PROVIDED ENTRIES.
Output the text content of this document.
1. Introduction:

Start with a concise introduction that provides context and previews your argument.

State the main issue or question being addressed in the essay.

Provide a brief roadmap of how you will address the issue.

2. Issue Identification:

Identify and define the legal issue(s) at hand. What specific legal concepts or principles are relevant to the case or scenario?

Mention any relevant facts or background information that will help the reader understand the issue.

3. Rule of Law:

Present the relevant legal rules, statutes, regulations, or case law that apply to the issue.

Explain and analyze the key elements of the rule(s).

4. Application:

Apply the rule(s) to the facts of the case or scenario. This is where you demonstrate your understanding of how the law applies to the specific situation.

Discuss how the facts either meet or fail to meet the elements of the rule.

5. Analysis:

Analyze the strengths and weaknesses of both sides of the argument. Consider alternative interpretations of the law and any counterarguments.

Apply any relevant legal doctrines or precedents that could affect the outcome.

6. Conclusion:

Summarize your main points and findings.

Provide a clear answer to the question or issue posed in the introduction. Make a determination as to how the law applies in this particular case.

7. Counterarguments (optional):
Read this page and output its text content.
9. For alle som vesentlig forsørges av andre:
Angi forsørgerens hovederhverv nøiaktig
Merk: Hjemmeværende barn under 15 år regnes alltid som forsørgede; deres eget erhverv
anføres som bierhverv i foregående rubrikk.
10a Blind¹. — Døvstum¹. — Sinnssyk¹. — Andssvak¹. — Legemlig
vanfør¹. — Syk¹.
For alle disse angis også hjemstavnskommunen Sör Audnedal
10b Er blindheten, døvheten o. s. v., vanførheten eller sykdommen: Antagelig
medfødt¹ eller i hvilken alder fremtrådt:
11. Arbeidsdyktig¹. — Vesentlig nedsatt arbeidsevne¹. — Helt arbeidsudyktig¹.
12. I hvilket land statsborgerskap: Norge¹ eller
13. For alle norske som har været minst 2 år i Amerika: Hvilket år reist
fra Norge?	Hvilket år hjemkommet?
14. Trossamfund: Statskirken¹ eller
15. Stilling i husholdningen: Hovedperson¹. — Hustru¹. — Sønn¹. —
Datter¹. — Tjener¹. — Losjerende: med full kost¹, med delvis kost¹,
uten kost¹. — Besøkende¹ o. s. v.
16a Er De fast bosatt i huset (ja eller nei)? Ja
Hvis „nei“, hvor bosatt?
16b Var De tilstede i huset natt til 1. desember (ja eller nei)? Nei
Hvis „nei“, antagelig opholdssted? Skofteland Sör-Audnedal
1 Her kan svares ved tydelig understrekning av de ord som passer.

YOUR TASK. Your task is to repeat each line of the material exactly.

SOLUTION FOR THIS TASK.
Output the text content of this document.
1. Introduction:

Start with a concise introduction that provides context and previews your argument.

State the main issue or question being addressed in the essay.

Provide a brief roadmap of how you will address the issue.

2. Issue Identification:

Identify and define the legal issue(s) at hand. What specific legal concepts or principles are relevant to the case or scenario?

Mention any relevant facts or background information that will help the reader understand the issue.

3. Rule of Law:

Present the relevant legal rules, statutes, regulations, or case law that apply to the issue.

Explain and analyze the key elements of the rule(s).

4. Application:

Apply the rule(s) to the facts of the case or scenario. This is where you demonstrate your understanding of how the law applies to the specific situation.

Discuss how the facts either meet or fail to meet the elements of the rule.

5. Analysis:

Analyze the strengths and weaknesses of both sides of the argument. Consider alternative interpretations of the law and any counterarguments.

Apply any relevant legal doctrines or precedents that could affect the outcome.

6. Conclusion:

Summarize your main points and findings.

Provide a clear answer to the question or issue posed in the introduction. Make a determination as to how the law applies in this particular case.

7. Counterarguments (optional):
Read this page and output its text content.
9. For alle som vesentlig forsørges av andre:
Angi forsørgerens hovederhverv nøiaktig
Merk: Hjemmeværende barn under 15 år regnes alltid som forsørgede; deres eget erhverv
anføres som bierhverv i foregående rubrikk.
10a Blind¹. — Døvstum¹. — Sinnssyk¹. — Andssvak¹. — Legemlig
vanfør¹. — Syk¹.
For alle disse angis også hjemstavnskommunen Sör Audnedal
10b Er blindheten, døvheten o. s. v., vanførheten eller sykdommen: Antagelig
medfødt¹ eller i hvilken alder fremtrådt:
11. Arbeidsdyktig¹. — Vesentlig nedsatt arbeidsevne¹. — Helt arbeidsudyktig¹.
12. I hvilket land statsborgerskap: Norge¹ eller
13. For alle norske som har været minst 2 år i Amerika: Hvilket år reist
fra Norge?	Hvilket år hjemkommet?
14. Trossamfund: Statskirken¹ eller
15. Stilling i husholdningen: Hovedperson¹. — Hustru¹. — Sønn¹. —
Datter¹. — Tjener¹. — Losjerende: med full kost¹, med delvis kost¹,
uten kost¹. — Besøkende¹ o. s. v.
16a Er De fast bosatt i huset (ja eller nei)? Ja
Hvis „nei“, hvor bosatt?
16b Var De tilstede i huset natt til 1. desember (ja eller nei)? Nei
Hvis „nei“, antagelig opholdssted? Skofteland Sör-Audnedal
1 Her kan svares ved tydelig understrekning av de ord som passer.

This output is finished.